**EXERCISE PROMPT**.
Leave out every picture, then transcribe the rest of the listing exactly.

**EXTRACTED MATERIAL**.
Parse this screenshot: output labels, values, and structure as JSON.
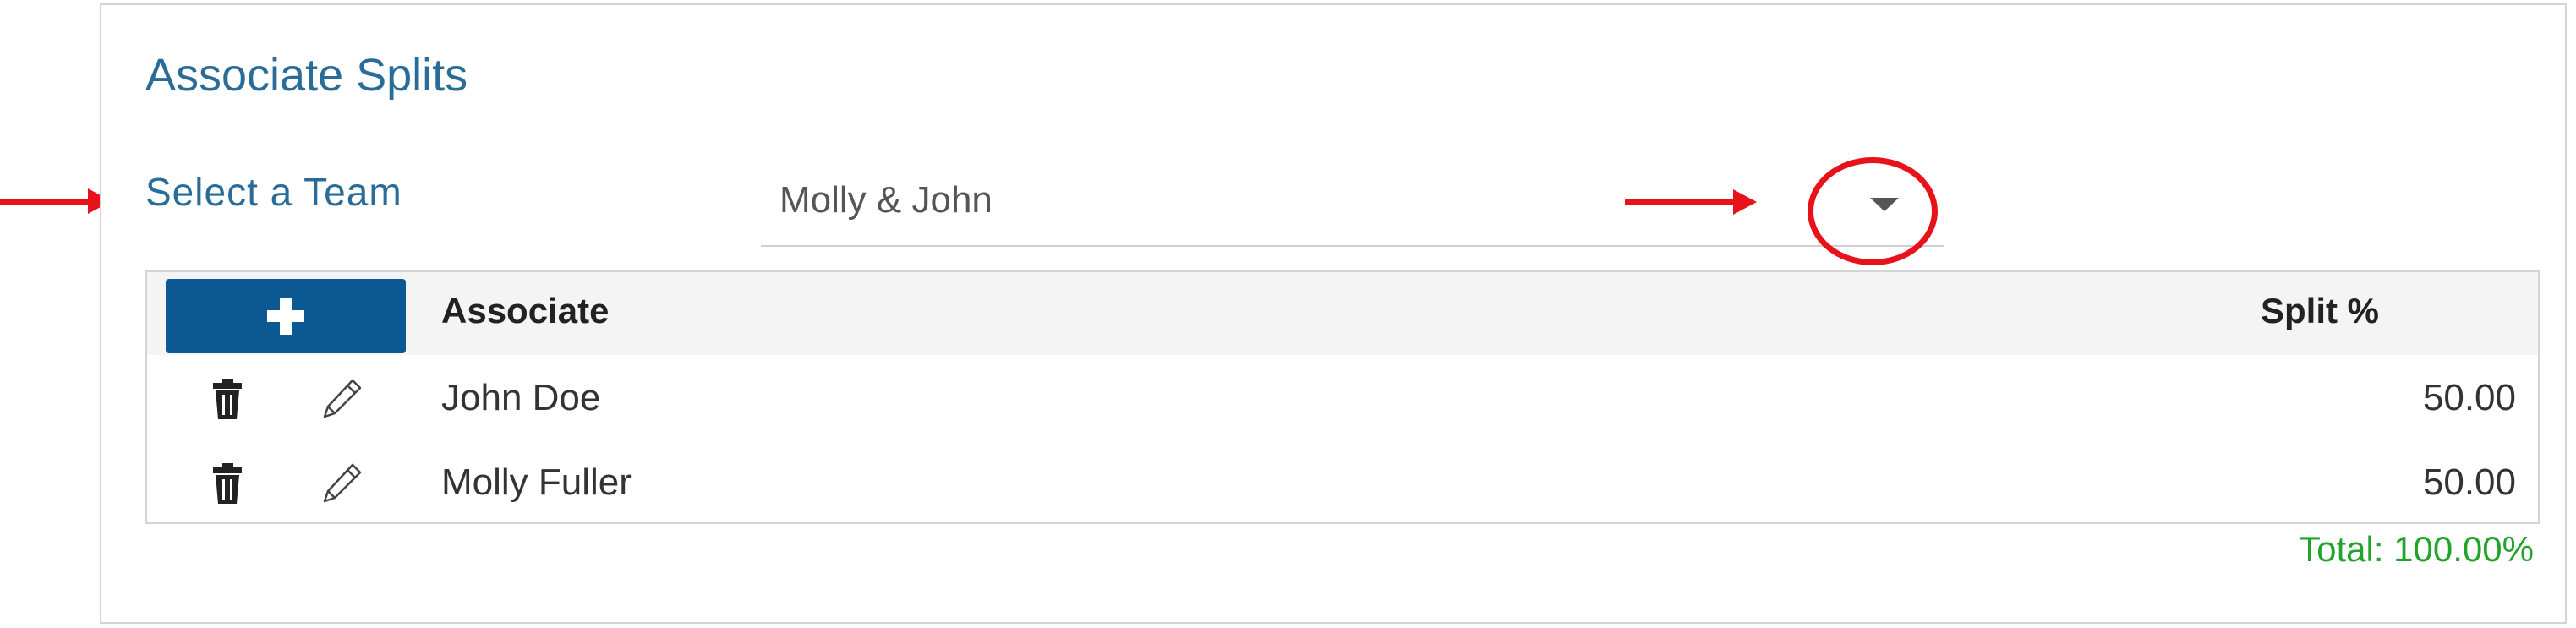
{
  "panel": {
    "title": "Associate Splits"
  },
  "team": {
    "label": "Select a Team",
    "selected": "Molly & John",
    "dropdown_icon": "caret-down-icon"
  },
  "grid": {
    "add_icon": "plus-icon",
    "columns": [
      "Associate",
      "Split %"
    ],
    "rows": [
      {
        "associate": "John Doe",
        "split": "50.00",
        "delete_icon": "trash-icon",
        "edit_icon": "pencil-icon"
      },
      {
        "associate": "Molly Fuller",
        "split": "50.00",
        "delete_icon": "trash-icon",
        "edit_icon": "pencil-icon"
      }
    ],
    "total": "Total: 100.00%"
  },
  "colors": {
    "title": "#2a6c98",
    "add_button": "#0c5893",
    "total": "#22a32a",
    "annotation": "#e8121b"
  }
}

**RESPONSE TO THIS TASK**.
Parse this screenshot: output labels, values, and structure as JSON.
{
  "panel": {
    "title": "Associate Splits"
  },
  "team": {
    "label": "Select a Team",
    "selected": "Molly & John",
    "dropdown_icon": "caret-down-icon"
  },
  "grid": {
    "add_icon": "plus-icon",
    "columns": [
      "Associate",
      "Split %"
    ],
    "rows": [
      {
        "associate": "John Doe",
        "split": "50.00",
        "delete_icon": "trash-icon",
        "edit_icon": "pencil-icon"
      },
      {
        "associate": "Molly Fuller",
        "split": "50.00",
        "delete_icon": "trash-icon",
        "edit_icon": "pencil-icon"
      }
    ],
    "total": "Total: 100.00%"
  },
  "colors": {
    "title": "#2a6c98",
    "add_button": "#0c5893",
    "total": "#22a32a",
    "annotation": "#e8121b"
  }
}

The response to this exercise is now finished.